* START *

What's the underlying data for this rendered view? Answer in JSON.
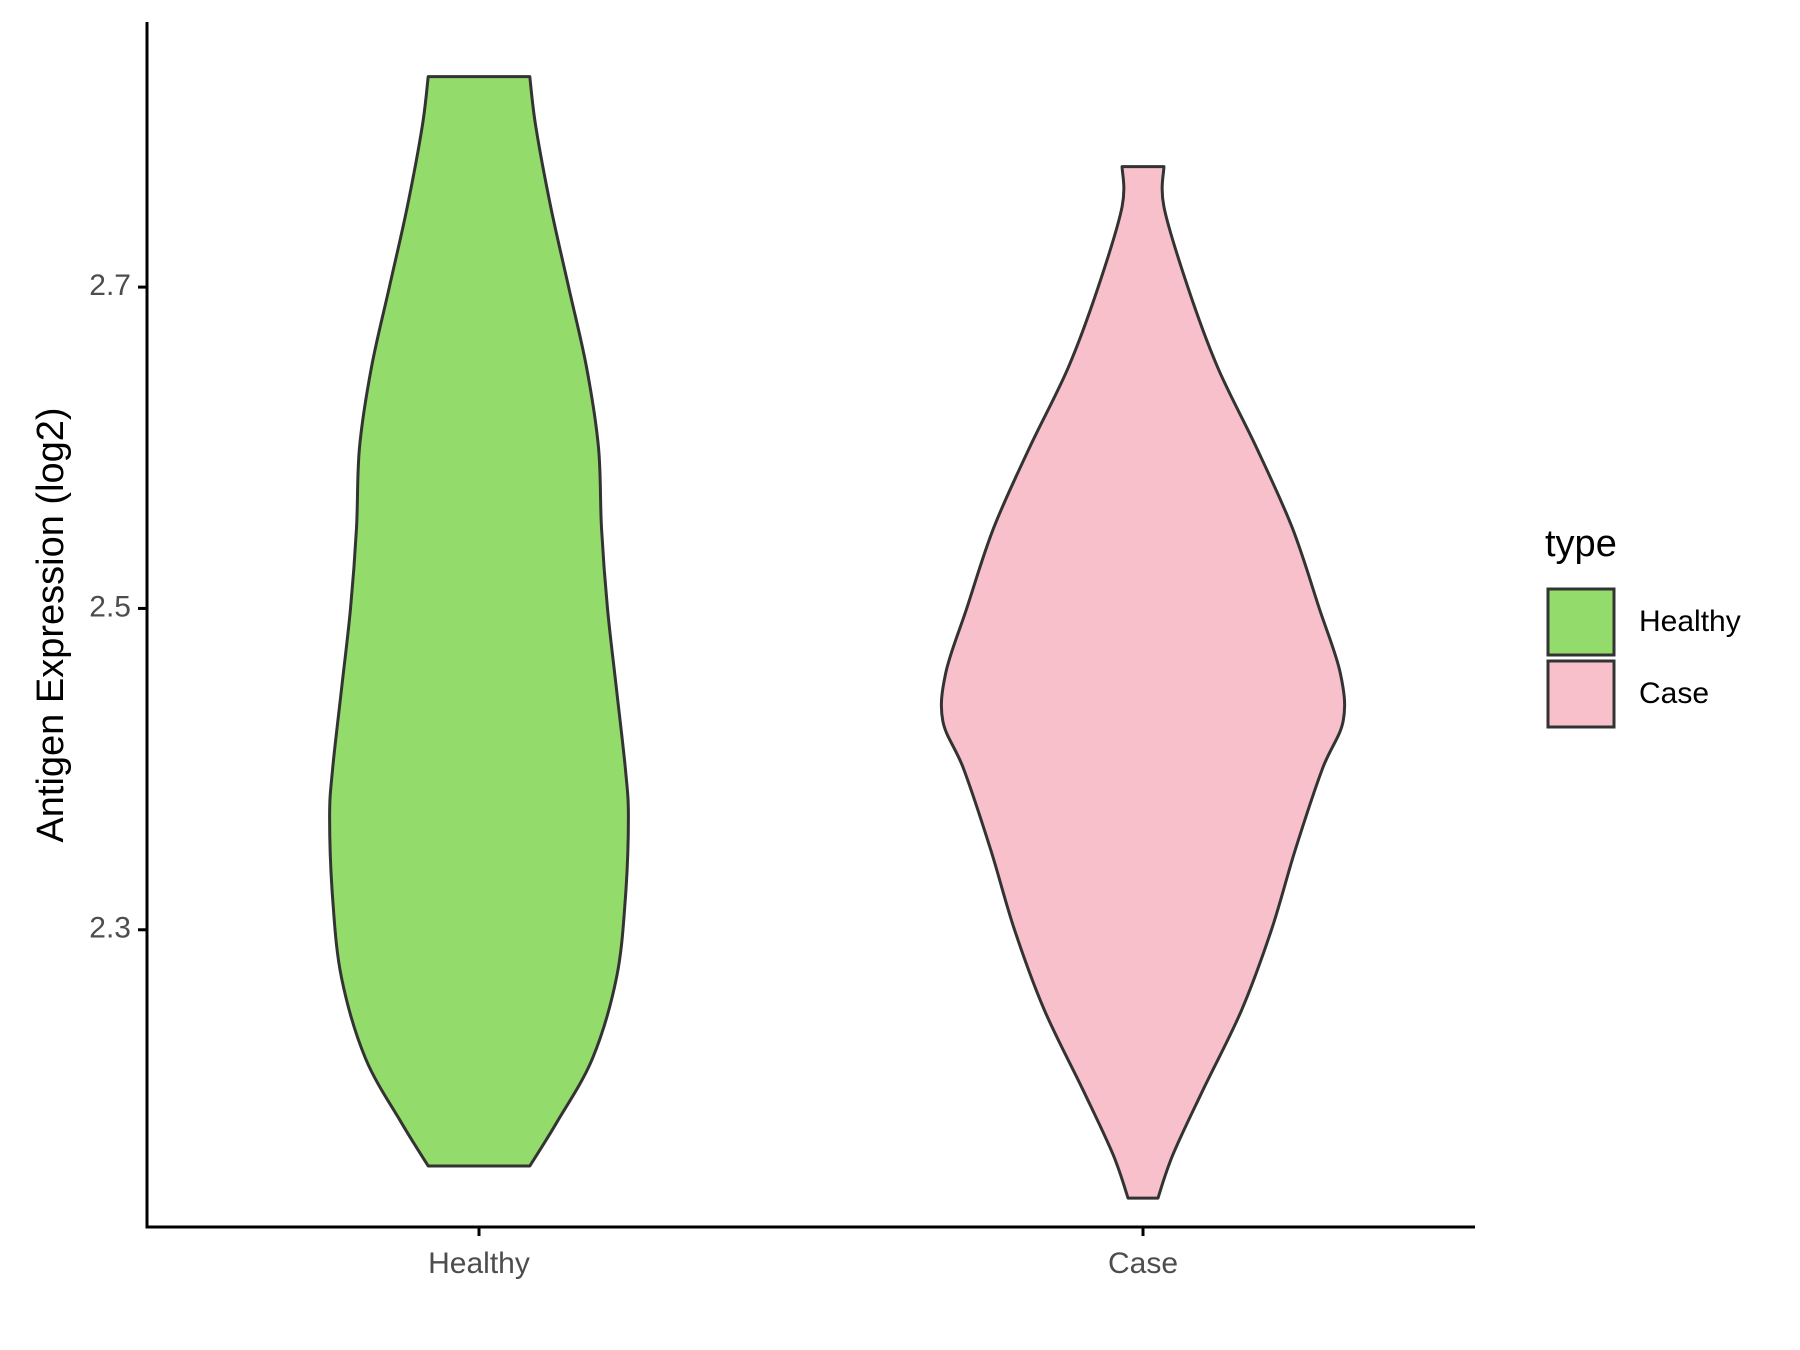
{
  "chart_data": {
    "type": "violin",
    "title": "",
    "xlabel": "",
    "ylabel": "Antigen Expression (log2)",
    "categories": [
      "Healthy",
      "Case"
    ],
    "yticks": [
      "2.3",
      "2.5",
      "2.7"
    ],
    "ytick_values": [
      2.3,
      2.5,
      2.7
    ],
    "ylim": [
      2.115,
      2.865
    ],
    "grid": false,
    "legend": {
      "title": "type",
      "position": "right",
      "entries": [
        {
          "label": "Healthy",
          "color": "#93dc6b"
        },
        {
          "label": "Case",
          "color": "#f7c0cb"
        }
      ]
    },
    "series": [
      {
        "category": "Healthy",
        "color": "#93dc6b",
        "y_min": 2.153,
        "y_max": 2.831,
        "profile": [
          [
            2.153,
            0.17
          ],
          [
            2.18,
            0.26
          ],
          [
            2.22,
            0.38
          ],
          [
            2.27,
            0.46
          ],
          [
            2.32,
            0.49
          ],
          [
            2.37,
            0.5
          ],
          [
            2.4,
            0.49
          ],
          [
            2.45,
            0.46
          ],
          [
            2.5,
            0.43
          ],
          [
            2.55,
            0.41
          ],
          [
            2.6,
            0.4
          ],
          [
            2.65,
            0.36
          ],
          [
            2.7,
            0.3
          ],
          [
            2.75,
            0.24
          ],
          [
            2.8,
            0.19
          ],
          [
            2.831,
            0.17
          ]
        ]
      },
      {
        "category": "Case",
        "color": "#f7c0cb",
        "y_min": 2.133,
        "y_max": 2.775,
        "profile": [
          [
            2.133,
            0.05
          ],
          [
            2.16,
            0.1
          ],
          [
            2.2,
            0.2
          ],
          [
            2.25,
            0.33
          ],
          [
            2.3,
            0.43
          ],
          [
            2.35,
            0.51
          ],
          [
            2.4,
            0.6
          ],
          [
            2.43,
            0.67
          ],
          [
            2.46,
            0.66
          ],
          [
            2.5,
            0.59
          ],
          [
            2.55,
            0.5
          ],
          [
            2.6,
            0.38
          ],
          [
            2.65,
            0.25
          ],
          [
            2.7,
            0.15
          ],
          [
            2.75,
            0.07
          ],
          [
            2.775,
            0.07
          ]
        ]
      }
    ]
  }
}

* END *

> [EXERCISE DETAILS]
Exactly as written, return every line of the listing, but not the pictures.

> [SOLUTION TO THIS PROBLEM]
What's the underlying data for this rendered view? Answer in JSON.
{
  "chart_data": {
    "type": "violin",
    "title": "",
    "xlabel": "",
    "ylabel": "Antigen Expression (log2)",
    "categories": [
      "Healthy",
      "Case"
    ],
    "yticks": [
      "2.3",
      "2.5",
      "2.7"
    ],
    "ytick_values": [
      2.3,
      2.5,
      2.7
    ],
    "ylim": [
      2.115,
      2.865
    ],
    "grid": false,
    "legend": {
      "title": "type",
      "position": "right",
      "entries": [
        {
          "label": "Healthy",
          "color": "#93dc6b"
        },
        {
          "label": "Case",
          "color": "#f7c0cb"
        }
      ]
    },
    "series": [
      {
        "category": "Healthy",
        "color": "#93dc6b",
        "y_min": 2.153,
        "y_max": 2.831,
        "profile": [
          [
            2.153,
            0.17
          ],
          [
            2.18,
            0.26
          ],
          [
            2.22,
            0.38
          ],
          [
            2.27,
            0.46
          ],
          [
            2.32,
            0.49
          ],
          [
            2.37,
            0.5
          ],
          [
            2.4,
            0.49
          ],
          [
            2.45,
            0.46
          ],
          [
            2.5,
            0.43
          ],
          [
            2.55,
            0.41
          ],
          [
            2.6,
            0.4
          ],
          [
            2.65,
            0.36
          ],
          [
            2.7,
            0.3
          ],
          [
            2.75,
            0.24
          ],
          [
            2.8,
            0.19
          ],
          [
            2.831,
            0.17
          ]
        ]
      },
      {
        "category": "Case",
        "color": "#f7c0cb",
        "y_min": 2.133,
        "y_max": 2.775,
        "profile": [
          [
            2.133,
            0.05
          ],
          [
            2.16,
            0.1
          ],
          [
            2.2,
            0.2
          ],
          [
            2.25,
            0.33
          ],
          [
            2.3,
            0.43
          ],
          [
            2.35,
            0.51
          ],
          [
            2.4,
            0.6
          ],
          [
            2.43,
            0.67
          ],
          [
            2.46,
            0.66
          ],
          [
            2.5,
            0.59
          ],
          [
            2.55,
            0.5
          ],
          [
            2.6,
            0.38
          ],
          [
            2.65,
            0.25
          ],
          [
            2.7,
            0.15
          ],
          [
            2.75,
            0.07
          ],
          [
            2.775,
            0.07
          ]
        ]
      }
    ]
  }
}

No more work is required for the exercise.